++++ TEXT BLOCK ++++

In the first use case, the data is displayed in dashboard style. The dashboard gives a quick, interactive and complete overview of the data and it is used by students to evaluate their results. The presentation of the data on the dashboard also acts as a reward for the students as they see that their data has value and is re-used by their peers.
In the second use case, a quarto template is used to process and visualize the data. The use case shows how two analysis methods can be compared and also shows that a high number of truly independent observations can be collected.
For both use cases, the code is available and can be used as a starting point for the processing and visualization of other datasets. This approach is generally applicable and I hope that the use cases provide inspiration for the implementation of studentsourcing in other courses.
In the design of the current course, the groups (A-D) do identical experiments, but it would be straightforward to assign different perturbations (e.g. drug treatments) to different groups and aggregate these data to study effects of perturbations. The perturbations can be done in a blind fashion. After all experiments are completed, a statistical analysis can be performed and the students can discuss the results in their report.
The approach that is presented here is not limited to practical courses. It can also be used to collect data from other crowds, or in collaborative science projects. As such this approach fits in the larger field of citizen science (Silvertown 2009).

++++ RECORDED DATA ++++

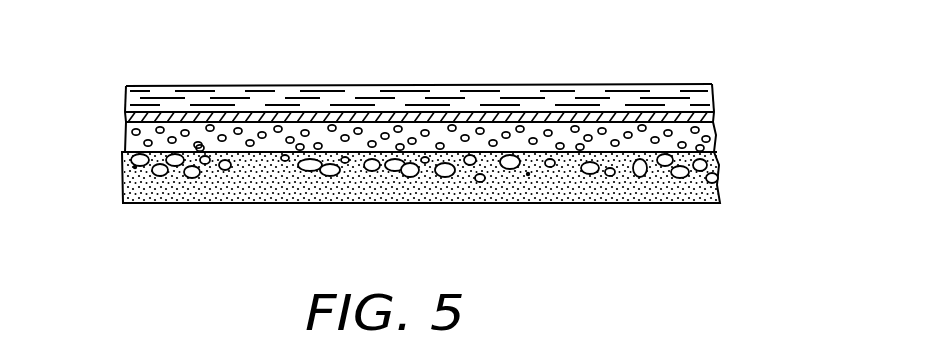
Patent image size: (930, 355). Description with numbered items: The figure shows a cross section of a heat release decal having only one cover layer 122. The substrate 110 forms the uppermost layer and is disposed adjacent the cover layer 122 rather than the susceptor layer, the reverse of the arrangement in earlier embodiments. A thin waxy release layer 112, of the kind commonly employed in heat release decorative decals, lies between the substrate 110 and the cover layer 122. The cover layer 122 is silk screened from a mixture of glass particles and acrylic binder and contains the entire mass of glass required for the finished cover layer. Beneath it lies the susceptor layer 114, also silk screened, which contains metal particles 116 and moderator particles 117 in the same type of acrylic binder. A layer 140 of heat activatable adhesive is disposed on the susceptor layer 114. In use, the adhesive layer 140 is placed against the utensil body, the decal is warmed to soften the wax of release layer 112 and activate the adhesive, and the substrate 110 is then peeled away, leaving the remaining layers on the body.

The substrate 110 is at (258, 93).
The release layer 112 is at (163, 112).
The cover layer 122 is at (720, 132).
The susceptor layer 114 is at (724, 162).
The metal particles 116 is at (190, 172).
The moderator particles 117 is at (135, 168).
The adhesive layer 140 is at (627, 177).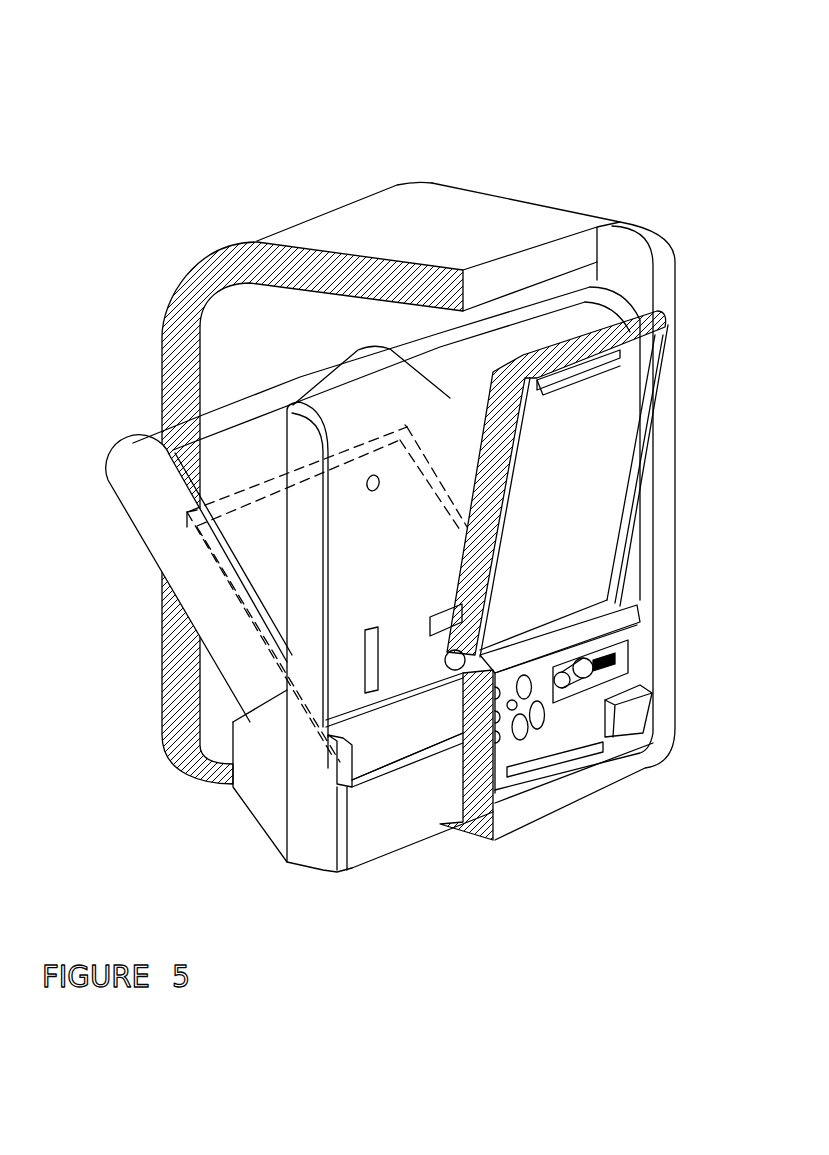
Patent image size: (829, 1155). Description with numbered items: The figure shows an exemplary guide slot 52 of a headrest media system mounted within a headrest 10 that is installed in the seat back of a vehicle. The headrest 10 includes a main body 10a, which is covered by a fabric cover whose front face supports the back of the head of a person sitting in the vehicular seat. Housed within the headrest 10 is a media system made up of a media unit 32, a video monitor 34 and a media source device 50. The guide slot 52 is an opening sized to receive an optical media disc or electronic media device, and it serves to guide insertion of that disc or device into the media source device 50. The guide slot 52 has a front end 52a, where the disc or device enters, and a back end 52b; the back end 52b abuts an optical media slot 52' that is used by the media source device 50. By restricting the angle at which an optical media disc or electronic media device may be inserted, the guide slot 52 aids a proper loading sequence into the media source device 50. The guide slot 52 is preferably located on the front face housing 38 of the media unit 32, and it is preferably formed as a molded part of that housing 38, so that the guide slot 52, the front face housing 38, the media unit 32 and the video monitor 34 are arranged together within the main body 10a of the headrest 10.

The headrest 10 is at (153, 150).
The main body 10a is at (500, 200).
The media unit 32 is at (323, 829).
The video monitor 34 is at (575, 514).
The front face housing 38 is at (633, 737).
The media source device 50 is at (164, 499).
The guide slot 52 is at (566, 726).
The front end 52a is at (555, 765).
The back end 52b is at (463, 737).
The optical media slot 52' is at (444, 820).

++++

▸ TASKS TO PERFORM
(a) Answer these questions using the studentsourcing passage:
(i) Who uses the dashboard in the first use case to evaluate their results?
(ii) What is used in the second use case to process and visualize the data?
(iii) Which larger field does the approach fit into?
(b) State whether each statement agrees with the studentsourcing passage, and quote the words that decide it.
(i) The code is available for only the first use case.
(ii) In the current course design, the groups do identical experiments.
(iii) The approach is limited to practical courses.
(c) Proceed with the studentsourcing passage, continuing it from where it stops.

▸ OUTPUTS FOR THE TASKS
(a)
(i) Students
(ii) A quarto template
(iii) Citizen science

(b)
(i) No: "For both use cases, the code is available"
(ii) Yes: "the groups (A-D) do identical experiments"
(iii) No: "The approach that is presented here is not limited to practical courses."

(c)
Collecting and reusing the data has a number of advantageous aspects. First, a high number of measurements increases the precision of the measurement and therefore allows us to obtain precise numbers. Second, the historical data can be shared with the students and they can interpret and discuss their results in light of the existing data. Third, the obtained data serves as material that can be used to teach data manipulation, statistics and data visualization which is a fundamental aspect of science (Sailem, Cooper, and Bakal 2016). The use cases described in this paper deal with these aspects.
The studentsourcing approach as implemented here has limitations. One limitation is that the outliers or mistakes in the data cannot be traced back to the origin since the data is anonymous. Therefore, providing personal feedback is not possible. Another limitation is that the amount of data that can be uploaded through Google forms is limited. Therefore, uploading of larger datasets (e.g. images), would require a different approach.
An emerging field where a lot of data is required is that of neural networks that are used for artificial intelligence. Particularly the training is resource intensive (Laine et al. 2021) and therefore a studentsourcing approach to distribute the workload would be a potential application.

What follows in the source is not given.